Your goal:
Output the full listing word for word.

[Start of Data]

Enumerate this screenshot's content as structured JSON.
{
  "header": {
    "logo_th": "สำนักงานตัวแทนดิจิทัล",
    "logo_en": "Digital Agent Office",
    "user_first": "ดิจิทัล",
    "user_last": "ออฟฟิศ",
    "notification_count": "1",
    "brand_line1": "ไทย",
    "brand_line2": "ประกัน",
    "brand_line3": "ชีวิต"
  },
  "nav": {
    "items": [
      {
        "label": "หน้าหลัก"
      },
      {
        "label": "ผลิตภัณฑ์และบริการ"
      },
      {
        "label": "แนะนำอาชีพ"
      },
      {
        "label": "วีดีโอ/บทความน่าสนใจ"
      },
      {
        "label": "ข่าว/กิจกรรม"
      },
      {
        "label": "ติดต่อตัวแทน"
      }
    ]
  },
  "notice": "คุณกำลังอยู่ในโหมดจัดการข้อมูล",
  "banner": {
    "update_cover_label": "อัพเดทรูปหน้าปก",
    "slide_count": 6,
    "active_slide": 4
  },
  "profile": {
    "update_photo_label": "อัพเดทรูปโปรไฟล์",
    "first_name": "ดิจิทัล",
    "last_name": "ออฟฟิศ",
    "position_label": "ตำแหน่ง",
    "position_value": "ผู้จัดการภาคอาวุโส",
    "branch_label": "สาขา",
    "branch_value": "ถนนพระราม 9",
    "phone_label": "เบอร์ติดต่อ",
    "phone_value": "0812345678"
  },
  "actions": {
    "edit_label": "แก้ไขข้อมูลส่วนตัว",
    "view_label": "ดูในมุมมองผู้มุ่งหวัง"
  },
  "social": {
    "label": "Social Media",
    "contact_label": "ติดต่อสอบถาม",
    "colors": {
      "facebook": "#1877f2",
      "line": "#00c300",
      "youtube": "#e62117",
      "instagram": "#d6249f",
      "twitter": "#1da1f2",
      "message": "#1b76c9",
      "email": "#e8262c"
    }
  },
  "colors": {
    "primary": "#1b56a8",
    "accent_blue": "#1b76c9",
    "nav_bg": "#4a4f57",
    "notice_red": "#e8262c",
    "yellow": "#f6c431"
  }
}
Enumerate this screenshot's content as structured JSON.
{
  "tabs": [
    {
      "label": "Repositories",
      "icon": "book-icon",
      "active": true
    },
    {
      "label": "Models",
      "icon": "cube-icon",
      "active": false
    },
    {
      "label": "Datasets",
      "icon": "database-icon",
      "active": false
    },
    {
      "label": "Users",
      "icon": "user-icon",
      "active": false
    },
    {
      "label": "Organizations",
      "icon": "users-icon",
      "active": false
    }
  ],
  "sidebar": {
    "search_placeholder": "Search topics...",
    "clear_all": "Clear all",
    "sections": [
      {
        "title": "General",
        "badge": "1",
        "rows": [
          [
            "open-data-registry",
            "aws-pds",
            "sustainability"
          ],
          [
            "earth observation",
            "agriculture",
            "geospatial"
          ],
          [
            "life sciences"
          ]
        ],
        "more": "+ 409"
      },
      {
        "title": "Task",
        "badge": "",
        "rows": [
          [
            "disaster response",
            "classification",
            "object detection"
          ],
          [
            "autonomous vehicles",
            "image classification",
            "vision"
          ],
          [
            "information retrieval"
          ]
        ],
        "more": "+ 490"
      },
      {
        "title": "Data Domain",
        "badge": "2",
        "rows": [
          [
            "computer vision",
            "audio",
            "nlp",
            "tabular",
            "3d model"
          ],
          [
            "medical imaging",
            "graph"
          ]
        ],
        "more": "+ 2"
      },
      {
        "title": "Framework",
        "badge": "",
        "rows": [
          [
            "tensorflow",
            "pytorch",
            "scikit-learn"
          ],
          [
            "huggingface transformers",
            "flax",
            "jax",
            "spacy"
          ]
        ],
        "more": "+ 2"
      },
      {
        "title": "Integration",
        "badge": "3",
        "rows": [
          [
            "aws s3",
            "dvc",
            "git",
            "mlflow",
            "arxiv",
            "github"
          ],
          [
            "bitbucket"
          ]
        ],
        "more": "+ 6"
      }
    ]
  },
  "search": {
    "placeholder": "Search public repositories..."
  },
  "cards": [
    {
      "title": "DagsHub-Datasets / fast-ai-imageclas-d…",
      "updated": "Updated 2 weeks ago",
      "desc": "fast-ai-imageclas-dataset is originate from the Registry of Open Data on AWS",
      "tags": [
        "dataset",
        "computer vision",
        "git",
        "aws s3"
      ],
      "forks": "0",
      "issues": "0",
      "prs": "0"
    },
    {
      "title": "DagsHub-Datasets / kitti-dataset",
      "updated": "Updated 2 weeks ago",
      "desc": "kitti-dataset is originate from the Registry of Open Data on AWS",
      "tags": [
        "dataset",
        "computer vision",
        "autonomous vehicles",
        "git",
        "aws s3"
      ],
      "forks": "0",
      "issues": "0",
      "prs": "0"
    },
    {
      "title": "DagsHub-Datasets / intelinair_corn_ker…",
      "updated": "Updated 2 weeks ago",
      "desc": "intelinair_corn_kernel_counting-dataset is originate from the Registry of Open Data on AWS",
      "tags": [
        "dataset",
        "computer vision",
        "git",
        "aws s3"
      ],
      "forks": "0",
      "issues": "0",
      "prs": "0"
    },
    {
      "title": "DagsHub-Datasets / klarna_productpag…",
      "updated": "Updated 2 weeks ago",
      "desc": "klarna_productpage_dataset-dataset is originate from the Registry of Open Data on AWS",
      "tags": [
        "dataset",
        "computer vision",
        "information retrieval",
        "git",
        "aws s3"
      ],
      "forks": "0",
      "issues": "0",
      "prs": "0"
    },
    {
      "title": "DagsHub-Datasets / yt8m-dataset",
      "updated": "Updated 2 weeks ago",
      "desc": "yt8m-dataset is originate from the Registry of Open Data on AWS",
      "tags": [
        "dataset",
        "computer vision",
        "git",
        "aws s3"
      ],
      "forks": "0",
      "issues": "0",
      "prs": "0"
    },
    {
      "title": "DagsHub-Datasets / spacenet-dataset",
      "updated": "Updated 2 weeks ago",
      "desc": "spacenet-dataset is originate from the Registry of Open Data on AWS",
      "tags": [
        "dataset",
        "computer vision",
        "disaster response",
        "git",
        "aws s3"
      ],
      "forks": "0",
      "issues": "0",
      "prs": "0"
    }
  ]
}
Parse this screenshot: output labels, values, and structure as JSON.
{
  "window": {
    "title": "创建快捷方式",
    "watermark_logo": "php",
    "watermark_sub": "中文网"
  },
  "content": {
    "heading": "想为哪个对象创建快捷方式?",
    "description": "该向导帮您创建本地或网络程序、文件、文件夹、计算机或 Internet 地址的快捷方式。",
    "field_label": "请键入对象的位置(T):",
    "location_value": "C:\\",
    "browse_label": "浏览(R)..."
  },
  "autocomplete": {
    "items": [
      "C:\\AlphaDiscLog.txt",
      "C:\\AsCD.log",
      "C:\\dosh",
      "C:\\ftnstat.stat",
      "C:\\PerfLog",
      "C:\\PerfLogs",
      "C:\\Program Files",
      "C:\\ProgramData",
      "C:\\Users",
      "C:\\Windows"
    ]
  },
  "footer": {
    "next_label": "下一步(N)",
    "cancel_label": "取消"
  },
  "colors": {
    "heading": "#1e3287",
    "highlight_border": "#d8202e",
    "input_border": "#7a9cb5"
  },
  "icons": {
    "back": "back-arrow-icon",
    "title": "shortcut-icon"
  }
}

[End of Data]

Exercise output:
Enumerate this screenshot's content as structured JSON.
{
  "header": {
    "logo_th": "สำนักงานตัวแทนดิจิทัล",
    "logo_en": "Digital Agent Office",
    "user_first": "ดิจิทัล",
    "user_last": "ออฟฟิศ",
    "notification_count": "1",
    "brand_line1": "ไทย",
    "brand_line2": "ประกัน",
    "brand_line3": "ชีวิต"
  },
  "nav": {
    "items": [
      {
        "label": "หน้าหลัก"
      },
      {
        "label": "ผลิตภัณฑ์และบริการ"
      },
      {
        "label": "แนะนำอาชีพ"
      },
      {
        "label": "วีดีโอ/บทความน่าสนใจ"
      },
      {
        "label": "ข่าว/กิจกรรม"
      },
      {
        "label": "ติดต่อตัวแทน"
      }
    ]
  },
  "notice": "คุณกำลังอยู่ในโหมดจัดการข้อมูล",
  "banner": {
    "update_cover_label": "อัพเดทรูปหน้าปก",
    "slide_count": 6,
    "active_slide": 4
  },
  "profile": {
    "update_photo_label": "อัพเดทรูปโปรไฟล์",
    "first_name": "ดิจิทัล",
    "last_name": "ออฟฟิศ",
    "position_label": "ตำแหน่ง",
    "position_value": "ผู้จัดการภาคอาวุโส",
    "branch_label": "สาขา",
    "branch_value": "ถนนพระราม 9",
    "phone_label": "เบอร์ติดต่อ",
    "phone_value": "0812345678"
  },
  "actions": {
    "edit_label": "แก้ไขข้อมูลส่วนตัว",
    "view_label": "ดูในมุมมองผู้มุ่งหวัง"
  },
  "social": {
    "label": "Social Media",
    "contact_label": "ติดต่อสอบถาม",
    "colors": {
      "facebook": "#1877f2",
      "line": "#00c300",
      "youtube": "#e62117",
      "instagram": "#d6249f",
      "twitter": "#1da1f2",
      "message": "#1b76c9",
      "email": "#e8262c"
    }
  },
  "colors": {
    "primary": "#1b56a8",
    "accent_blue": "#1b76c9",
    "nav_bg": "#4a4f57",
    "notice_red": "#e8262c",
    "yellow": "#f6c431"
  }
}
Enumerate this screenshot's content as structured JSON.
{
  "tabs": [
    {
      "label": "Repositories",
      "icon": "book-icon",
      "active": true
    },
    {
      "label": "Models",
      "icon": "cube-icon",
      "active": false
    },
    {
      "label": "Datasets",
      "icon": "database-icon",
      "active": false
    },
    {
      "label": "Users",
      "icon": "user-icon",
      "active": false
    },
    {
      "label": "Organizations",
      "icon": "users-icon",
      "active": false
    }
  ],
  "sidebar": {
    "search_placeholder": "Search topics...",
    "clear_all": "Clear all",
    "sections": [
      {
        "title": "General",
        "badge": "1",
        "rows": [
          [
            "open-data-registry",
            "aws-pds",
            "sustainability"
          ],
          [
            "earth observation",
            "agriculture",
            "geospatial"
          ],
          [
            "life sciences"
          ]
        ],
        "more": "+ 409"
      },
      {
        "title": "Task",
        "badge": "",
        "rows": [
          [
            "disaster response",
            "classification",
            "object detection"
          ],
          [
            "autonomous vehicles",
            "image classification",
            "vision"
          ],
          [
            "information retrieval"
          ]
        ],
        "more": "+ 490"
      },
      {
        "title": "Data Domain",
        "badge": "2",
        "rows": [
          [
            "computer vision",
            "audio",
            "nlp",
            "tabular",
            "3d model"
          ],
          [
            "medical imaging",
            "graph"
          ]
        ],
        "more": "+ 2"
      },
      {
        "title": "Framework",
        "badge": "",
        "rows": [
          [
            "tensorflow",
            "pytorch",
            "scikit-learn"
          ],
          [
            "huggingface transformers",
            "flax",
            "jax",
            "spacy"
          ]
        ],
        "more": "+ 2"
      },
      {
        "title": "Integration",
        "badge": "3",
        "rows": [
          [
            "aws s3",
            "dvc",
            "git",
            "mlflow",
            "arxiv",
            "github"
          ],
          [
            "bitbucket"
          ]
        ],
        "more": "+ 6"
      }
    ]
  },
  "search": {
    "placeholder": "Search public repositories..."
  },
  "cards": [
    {
      "title": "DagsHub-Datasets / fast-ai-imageclas-d…",
      "updated": "Updated 2 weeks ago",
      "desc": "fast-ai-imageclas-dataset is originate from the Registry of Open Data on AWS",
      "tags": [
        "dataset",
        "computer vision",
        "git",
        "aws s3"
      ],
      "forks": "0",
      "issues": "0",
      "prs": "0"
    },
    {
      "title": "DagsHub-Datasets / kitti-dataset",
      "updated": "Updated 2 weeks ago",
      "desc": "kitti-dataset is originate from the Registry of Open Data on AWS",
      "tags": [
        "dataset",
        "computer vision",
        "autonomous vehicles",
        "git",
        "aws s3"
      ],
      "forks": "0",
      "issues": "0",
      "prs": "0"
    },
    {
      "title": "DagsHub-Datasets / intelinair_corn_ker…",
      "updated": "Updated 2 weeks ago",
      "desc": "intelinair_corn_kernel_counting-dataset is originate from the Registry of Open Data on AWS",
      "tags": [
        "dataset",
        "computer vision",
        "git",
        "aws s3"
      ],
      "forks": "0",
      "issues": "0",
      "prs": "0"
    },
    {
      "title": "DagsHub-Datasets / klarna_productpag…",
      "updated": "Updated 2 weeks ago",
      "desc": "klarna_productpage_dataset-dataset is originate from the Registry of Open Data on AWS",
      "tags": [
        "dataset",
        "computer vision",
        "information retrieval",
        "git",
        "aws s3"
      ],
      "forks": "0",
      "issues": "0",
      "prs": "0"
    },
    {
      "title": "DagsHub-Datasets / yt8m-dataset",
      "updated": "Updated 2 weeks ago",
      "desc": "yt8m-dataset is originate from the Registry of Open Data on AWS",
      "tags": [
        "dataset",
        "computer vision",
        "git",
        "aws s3"
      ],
      "forks": "0",
      "issues": "0",
      "prs": "0"
    },
    {
      "title": "DagsHub-Datasets / spacenet-dataset",
      "updated": "Updated 2 weeks ago",
      "desc": "spacenet-dataset is originate from the Registry of Open Data on AWS",
      "tags": [
        "dataset",
        "computer vision",
        "disaster response",
        "git",
        "aws s3"
      ],
      "forks": "0",
      "issues": "0",
      "prs": "0"
    }
  ]
}
Parse this screenshot: output labels, values, and structure as JSON.
{
  "window": {
    "title": "创建快捷方式",
    "watermark_logo": "php",
    "watermark_sub": "中文网"
  },
  "content": {
    "heading": "想为哪个对象创建快捷方式?",
    "description": "该向导帮您创建本地或网络程序、文件、文件夹、计算机或 Internet 地址的快捷方式。",
    "field_label": "请键入对象的位置(T):",
    "location_value": "C:\\",
    "browse_label": "浏览(R)..."
  },
  "autocomplete": {
    "items": [
      "C:\\AlphaDiscLog.txt",
      "C:\\AsCD.log",
      "C:\\dosh",
      "C:\\ftnstat.stat",
      "C:\\PerfLog",
      "C:\\PerfLogs",
      "C:\\Program Files",
      "C:\\ProgramData",
      "C:\\Users",
      "C:\\Windows"
    ]
  },
  "footer": {
    "next_label": "下一步(N)",
    "cancel_label": "取消"
  },
  "colors": {
    "heading": "#1e3287",
    "highlight_border": "#d8202e",
    "input_border": "#7a9cb5"
  },
  "icons": {
    "back": "back-arrow-icon",
    "title": "shortcut-icon"
  }
}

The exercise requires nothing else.